> _GOAL_
Track down every line below that holds "type" and copy it.

(Items from a figure collection)

┄┄┄┄┄┄┄┄┄┄

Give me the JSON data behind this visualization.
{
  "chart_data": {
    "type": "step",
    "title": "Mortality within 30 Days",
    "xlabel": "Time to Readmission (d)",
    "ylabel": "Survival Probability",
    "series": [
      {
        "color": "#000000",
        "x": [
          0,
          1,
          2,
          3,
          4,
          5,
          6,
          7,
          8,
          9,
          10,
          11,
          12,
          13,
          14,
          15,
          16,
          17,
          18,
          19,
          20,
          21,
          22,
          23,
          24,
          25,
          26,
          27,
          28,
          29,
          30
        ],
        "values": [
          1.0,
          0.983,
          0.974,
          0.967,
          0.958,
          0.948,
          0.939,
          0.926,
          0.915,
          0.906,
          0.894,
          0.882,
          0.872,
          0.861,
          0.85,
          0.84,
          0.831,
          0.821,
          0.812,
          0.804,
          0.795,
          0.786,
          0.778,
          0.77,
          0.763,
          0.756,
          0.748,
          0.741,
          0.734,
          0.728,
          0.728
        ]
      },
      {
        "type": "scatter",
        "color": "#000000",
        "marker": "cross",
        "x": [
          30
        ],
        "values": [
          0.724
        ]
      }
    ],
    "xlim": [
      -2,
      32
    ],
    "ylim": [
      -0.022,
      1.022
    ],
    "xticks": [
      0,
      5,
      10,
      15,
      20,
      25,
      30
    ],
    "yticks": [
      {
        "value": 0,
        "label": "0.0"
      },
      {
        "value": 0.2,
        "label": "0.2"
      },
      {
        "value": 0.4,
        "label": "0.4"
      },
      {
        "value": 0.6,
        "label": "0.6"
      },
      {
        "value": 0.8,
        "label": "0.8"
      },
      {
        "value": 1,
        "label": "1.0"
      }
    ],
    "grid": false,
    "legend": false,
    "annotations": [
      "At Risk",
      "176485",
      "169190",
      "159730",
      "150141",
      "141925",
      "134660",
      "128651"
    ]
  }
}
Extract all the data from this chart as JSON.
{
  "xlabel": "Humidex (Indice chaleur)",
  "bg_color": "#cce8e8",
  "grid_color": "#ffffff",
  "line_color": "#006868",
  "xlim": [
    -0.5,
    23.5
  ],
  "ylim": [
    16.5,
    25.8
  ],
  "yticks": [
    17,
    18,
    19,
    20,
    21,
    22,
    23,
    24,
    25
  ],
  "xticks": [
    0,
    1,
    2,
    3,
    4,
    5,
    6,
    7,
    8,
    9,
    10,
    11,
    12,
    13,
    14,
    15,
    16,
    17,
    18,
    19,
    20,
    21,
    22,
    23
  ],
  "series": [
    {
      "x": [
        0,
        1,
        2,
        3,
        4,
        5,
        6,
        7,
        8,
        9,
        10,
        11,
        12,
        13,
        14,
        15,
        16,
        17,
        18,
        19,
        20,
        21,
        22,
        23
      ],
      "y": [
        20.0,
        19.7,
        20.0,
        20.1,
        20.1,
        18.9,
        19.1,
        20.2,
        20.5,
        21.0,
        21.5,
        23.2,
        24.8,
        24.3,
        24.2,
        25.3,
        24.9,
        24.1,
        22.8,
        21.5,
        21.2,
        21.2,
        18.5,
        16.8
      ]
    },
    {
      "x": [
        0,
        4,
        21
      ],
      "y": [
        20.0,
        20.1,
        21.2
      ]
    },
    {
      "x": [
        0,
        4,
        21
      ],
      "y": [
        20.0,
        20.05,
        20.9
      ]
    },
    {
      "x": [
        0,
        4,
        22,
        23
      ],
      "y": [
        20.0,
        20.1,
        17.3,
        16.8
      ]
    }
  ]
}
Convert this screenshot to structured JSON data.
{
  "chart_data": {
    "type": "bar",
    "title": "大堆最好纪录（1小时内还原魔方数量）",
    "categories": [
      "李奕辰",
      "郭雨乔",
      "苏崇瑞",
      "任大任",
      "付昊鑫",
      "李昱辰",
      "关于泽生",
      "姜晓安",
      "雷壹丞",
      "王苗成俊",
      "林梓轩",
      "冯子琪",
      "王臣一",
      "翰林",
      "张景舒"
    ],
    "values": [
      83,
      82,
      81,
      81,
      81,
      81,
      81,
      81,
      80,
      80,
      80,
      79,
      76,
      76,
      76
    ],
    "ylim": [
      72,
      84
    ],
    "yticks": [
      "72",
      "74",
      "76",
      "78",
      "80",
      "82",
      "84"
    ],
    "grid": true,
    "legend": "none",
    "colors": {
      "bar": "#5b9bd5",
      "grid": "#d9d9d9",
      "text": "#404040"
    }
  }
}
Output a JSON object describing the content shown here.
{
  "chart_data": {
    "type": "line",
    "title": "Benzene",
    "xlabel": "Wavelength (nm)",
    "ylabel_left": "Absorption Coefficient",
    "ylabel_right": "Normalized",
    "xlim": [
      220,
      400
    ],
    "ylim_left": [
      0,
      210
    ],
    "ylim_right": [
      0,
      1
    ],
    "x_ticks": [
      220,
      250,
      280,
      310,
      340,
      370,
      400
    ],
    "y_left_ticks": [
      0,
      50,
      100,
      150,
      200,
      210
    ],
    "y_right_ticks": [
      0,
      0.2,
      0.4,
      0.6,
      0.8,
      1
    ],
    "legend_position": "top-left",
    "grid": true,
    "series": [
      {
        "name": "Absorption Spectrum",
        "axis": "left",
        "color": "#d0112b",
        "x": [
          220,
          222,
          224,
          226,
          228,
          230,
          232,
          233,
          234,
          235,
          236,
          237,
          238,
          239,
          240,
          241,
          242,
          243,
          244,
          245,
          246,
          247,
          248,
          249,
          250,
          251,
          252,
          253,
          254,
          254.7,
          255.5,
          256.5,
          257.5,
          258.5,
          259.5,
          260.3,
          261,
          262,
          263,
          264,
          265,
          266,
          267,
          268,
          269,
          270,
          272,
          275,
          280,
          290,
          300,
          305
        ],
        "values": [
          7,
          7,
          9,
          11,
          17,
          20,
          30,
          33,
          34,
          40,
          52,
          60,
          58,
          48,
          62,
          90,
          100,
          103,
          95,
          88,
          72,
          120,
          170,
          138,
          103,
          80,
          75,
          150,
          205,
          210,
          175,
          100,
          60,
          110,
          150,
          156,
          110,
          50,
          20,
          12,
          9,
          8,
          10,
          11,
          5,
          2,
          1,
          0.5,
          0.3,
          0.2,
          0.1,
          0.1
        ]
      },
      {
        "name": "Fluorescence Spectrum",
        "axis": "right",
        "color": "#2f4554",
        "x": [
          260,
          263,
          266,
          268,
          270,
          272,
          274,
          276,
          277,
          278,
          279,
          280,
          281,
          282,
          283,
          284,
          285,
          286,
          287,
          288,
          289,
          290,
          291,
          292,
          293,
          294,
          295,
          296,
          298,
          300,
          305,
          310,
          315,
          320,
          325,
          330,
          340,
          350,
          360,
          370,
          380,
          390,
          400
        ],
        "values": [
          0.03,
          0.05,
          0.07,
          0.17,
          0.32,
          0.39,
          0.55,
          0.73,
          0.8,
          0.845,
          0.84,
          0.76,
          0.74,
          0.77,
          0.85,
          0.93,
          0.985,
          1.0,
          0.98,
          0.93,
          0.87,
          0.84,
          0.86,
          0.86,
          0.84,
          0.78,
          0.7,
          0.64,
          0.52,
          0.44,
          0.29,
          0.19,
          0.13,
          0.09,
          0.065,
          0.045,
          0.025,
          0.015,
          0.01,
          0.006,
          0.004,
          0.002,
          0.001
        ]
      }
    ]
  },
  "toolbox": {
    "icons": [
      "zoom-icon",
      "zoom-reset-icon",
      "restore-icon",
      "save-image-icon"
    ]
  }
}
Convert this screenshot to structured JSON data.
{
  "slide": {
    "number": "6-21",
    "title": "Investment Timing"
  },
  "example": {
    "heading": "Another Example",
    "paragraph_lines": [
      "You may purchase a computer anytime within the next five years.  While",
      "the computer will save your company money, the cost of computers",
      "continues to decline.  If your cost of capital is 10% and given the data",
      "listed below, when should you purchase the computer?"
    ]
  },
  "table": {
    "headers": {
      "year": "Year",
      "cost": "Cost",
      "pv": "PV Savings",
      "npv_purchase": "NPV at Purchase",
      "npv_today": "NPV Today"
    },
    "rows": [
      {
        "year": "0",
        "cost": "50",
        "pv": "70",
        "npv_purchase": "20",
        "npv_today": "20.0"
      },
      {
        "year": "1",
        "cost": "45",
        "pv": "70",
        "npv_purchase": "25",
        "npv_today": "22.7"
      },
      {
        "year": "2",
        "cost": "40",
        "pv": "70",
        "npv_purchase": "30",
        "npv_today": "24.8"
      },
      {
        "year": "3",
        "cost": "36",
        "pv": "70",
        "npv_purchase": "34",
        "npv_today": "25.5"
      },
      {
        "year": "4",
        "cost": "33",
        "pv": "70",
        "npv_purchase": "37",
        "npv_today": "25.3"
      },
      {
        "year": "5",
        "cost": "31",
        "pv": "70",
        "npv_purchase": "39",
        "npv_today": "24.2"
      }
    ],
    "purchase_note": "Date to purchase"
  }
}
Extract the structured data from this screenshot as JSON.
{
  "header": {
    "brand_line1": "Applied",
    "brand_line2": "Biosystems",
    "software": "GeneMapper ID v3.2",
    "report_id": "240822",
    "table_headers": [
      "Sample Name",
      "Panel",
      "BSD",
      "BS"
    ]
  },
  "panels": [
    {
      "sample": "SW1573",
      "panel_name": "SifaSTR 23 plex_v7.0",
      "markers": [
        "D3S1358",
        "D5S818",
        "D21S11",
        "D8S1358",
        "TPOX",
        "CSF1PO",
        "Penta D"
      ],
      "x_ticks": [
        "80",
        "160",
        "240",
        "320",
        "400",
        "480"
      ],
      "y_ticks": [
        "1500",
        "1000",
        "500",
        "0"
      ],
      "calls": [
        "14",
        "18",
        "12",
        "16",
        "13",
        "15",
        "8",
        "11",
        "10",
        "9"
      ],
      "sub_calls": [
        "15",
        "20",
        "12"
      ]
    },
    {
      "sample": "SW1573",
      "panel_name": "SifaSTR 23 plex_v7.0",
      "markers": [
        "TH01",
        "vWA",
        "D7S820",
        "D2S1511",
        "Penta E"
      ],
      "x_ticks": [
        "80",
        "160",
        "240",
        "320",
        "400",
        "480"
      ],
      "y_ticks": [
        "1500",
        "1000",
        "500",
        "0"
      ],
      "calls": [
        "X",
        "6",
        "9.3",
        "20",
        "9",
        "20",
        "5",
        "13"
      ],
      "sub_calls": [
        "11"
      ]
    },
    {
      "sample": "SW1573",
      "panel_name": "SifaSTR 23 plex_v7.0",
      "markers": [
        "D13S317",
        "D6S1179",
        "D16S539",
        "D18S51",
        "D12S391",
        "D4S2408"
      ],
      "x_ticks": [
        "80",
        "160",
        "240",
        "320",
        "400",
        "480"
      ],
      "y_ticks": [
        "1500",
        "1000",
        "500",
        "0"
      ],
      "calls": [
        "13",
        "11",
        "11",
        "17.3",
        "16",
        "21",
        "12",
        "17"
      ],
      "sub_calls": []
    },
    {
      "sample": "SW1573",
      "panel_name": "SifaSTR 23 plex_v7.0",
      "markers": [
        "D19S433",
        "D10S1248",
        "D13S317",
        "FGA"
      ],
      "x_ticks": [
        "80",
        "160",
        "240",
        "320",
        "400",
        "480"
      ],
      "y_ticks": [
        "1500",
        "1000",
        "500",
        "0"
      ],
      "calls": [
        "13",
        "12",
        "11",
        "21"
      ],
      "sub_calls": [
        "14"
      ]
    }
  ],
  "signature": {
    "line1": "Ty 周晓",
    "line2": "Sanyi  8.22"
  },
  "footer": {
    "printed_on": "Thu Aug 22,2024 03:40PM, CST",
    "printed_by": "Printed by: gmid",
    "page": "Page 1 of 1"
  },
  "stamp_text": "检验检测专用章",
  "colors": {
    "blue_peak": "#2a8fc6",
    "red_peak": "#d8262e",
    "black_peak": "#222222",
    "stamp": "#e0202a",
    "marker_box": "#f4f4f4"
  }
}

┄┄┄┄┄┄┄┄┄┄

> _RESULT_
    "type": "step",
        "type": "scatter",
    "type": "bar",
    "type": "line",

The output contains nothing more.